## Your task
The entries below should be output exactly as written.

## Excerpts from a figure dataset

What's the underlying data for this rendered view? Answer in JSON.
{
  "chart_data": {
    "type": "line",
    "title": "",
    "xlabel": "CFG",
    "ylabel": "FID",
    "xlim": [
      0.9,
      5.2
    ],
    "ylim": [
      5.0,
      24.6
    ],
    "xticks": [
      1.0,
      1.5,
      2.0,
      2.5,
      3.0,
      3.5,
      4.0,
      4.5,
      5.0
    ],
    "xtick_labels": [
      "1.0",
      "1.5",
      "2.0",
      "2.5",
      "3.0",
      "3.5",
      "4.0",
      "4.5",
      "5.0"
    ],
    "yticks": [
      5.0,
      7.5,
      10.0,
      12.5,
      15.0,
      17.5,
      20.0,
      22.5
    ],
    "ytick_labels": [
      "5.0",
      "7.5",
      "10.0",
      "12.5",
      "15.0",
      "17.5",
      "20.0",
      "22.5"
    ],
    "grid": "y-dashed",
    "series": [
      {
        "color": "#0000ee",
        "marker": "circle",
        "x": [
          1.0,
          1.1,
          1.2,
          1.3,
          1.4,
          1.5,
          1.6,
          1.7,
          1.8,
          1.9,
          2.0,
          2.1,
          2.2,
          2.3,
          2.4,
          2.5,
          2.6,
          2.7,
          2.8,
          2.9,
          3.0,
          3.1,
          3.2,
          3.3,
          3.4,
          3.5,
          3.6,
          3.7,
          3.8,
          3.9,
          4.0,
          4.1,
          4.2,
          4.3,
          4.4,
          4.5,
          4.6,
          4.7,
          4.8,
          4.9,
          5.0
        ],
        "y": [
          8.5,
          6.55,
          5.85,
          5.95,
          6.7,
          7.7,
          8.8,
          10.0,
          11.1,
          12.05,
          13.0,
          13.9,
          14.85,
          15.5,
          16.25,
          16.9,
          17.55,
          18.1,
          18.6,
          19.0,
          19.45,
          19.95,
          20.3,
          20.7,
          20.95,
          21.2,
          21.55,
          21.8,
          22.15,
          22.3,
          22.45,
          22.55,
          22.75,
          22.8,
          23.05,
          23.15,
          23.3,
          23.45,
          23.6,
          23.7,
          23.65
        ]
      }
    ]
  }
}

## Answer to this task
What's the underlying data for this rendered view? Answer in JSON.
{
  "chart_data": {
    "type": "line",
    "title": "",
    "xlabel": "CFG",
    "ylabel": "FID",
    "xlim": [
      0.9,
      5.2
    ],
    "ylim": [
      5.0,
      24.6
    ],
    "xticks": [
      1.0,
      1.5,
      2.0,
      2.5,
      3.0,
      3.5,
      4.0,
      4.5,
      5.0
    ],
    "xtick_labels": [
      "1.0",
      "1.5",
      "2.0",
      "2.5",
      "3.0",
      "3.5",
      "4.0",
      "4.5",
      "5.0"
    ],
    "yticks": [
      5.0,
      7.5,
      10.0,
      12.5,
      15.0,
      17.5,
      20.0,
      22.5
    ],
    "ytick_labels": [
      "5.0",
      "7.5",
      "10.0",
      "12.5",
      "15.0",
      "17.5",
      "20.0",
      "22.5"
    ],
    "grid": "y-dashed",
    "series": [
      {
        "color": "#0000ee",
        "marker": "circle",
        "x": [
          1.0,
          1.1,
          1.2,
          1.3,
          1.4,
          1.5,
          1.6,
          1.7,
          1.8,
          1.9,
          2.0,
          2.1,
          2.2,
          2.3,
          2.4,
          2.5,
          2.6,
          2.7,
          2.8,
          2.9,
          3.0,
          3.1,
          3.2,
          3.3,
          3.4,
          3.5,
          3.6,
          3.7,
          3.8,
          3.9,
          4.0,
          4.1,
          4.2,
          4.3,
          4.4,
          4.5,
          4.6,
          4.7,
          4.8,
          4.9,
          5.0
        ],
        "y": [
          8.5,
          6.55,
          5.85,
          5.95,
          6.7,
          7.7,
          8.8,
          10.0,
          11.1,
          12.05,
          13.0,
          13.9,
          14.85,
          15.5,
          16.25,
          16.9,
          17.55,
          18.1,
          18.6,
          19.0,
          19.45,
          19.95,
          20.3,
          20.7,
          20.95,
          21.2,
          21.55,
          21.8,
          22.15,
          22.3,
          22.45,
          22.55,
          22.75,
          22.8,
          23.05,
          23.15,
          23.3,
          23.45,
          23.6,
          23.7,
          23.65
        ]
      }
    ]
  }
}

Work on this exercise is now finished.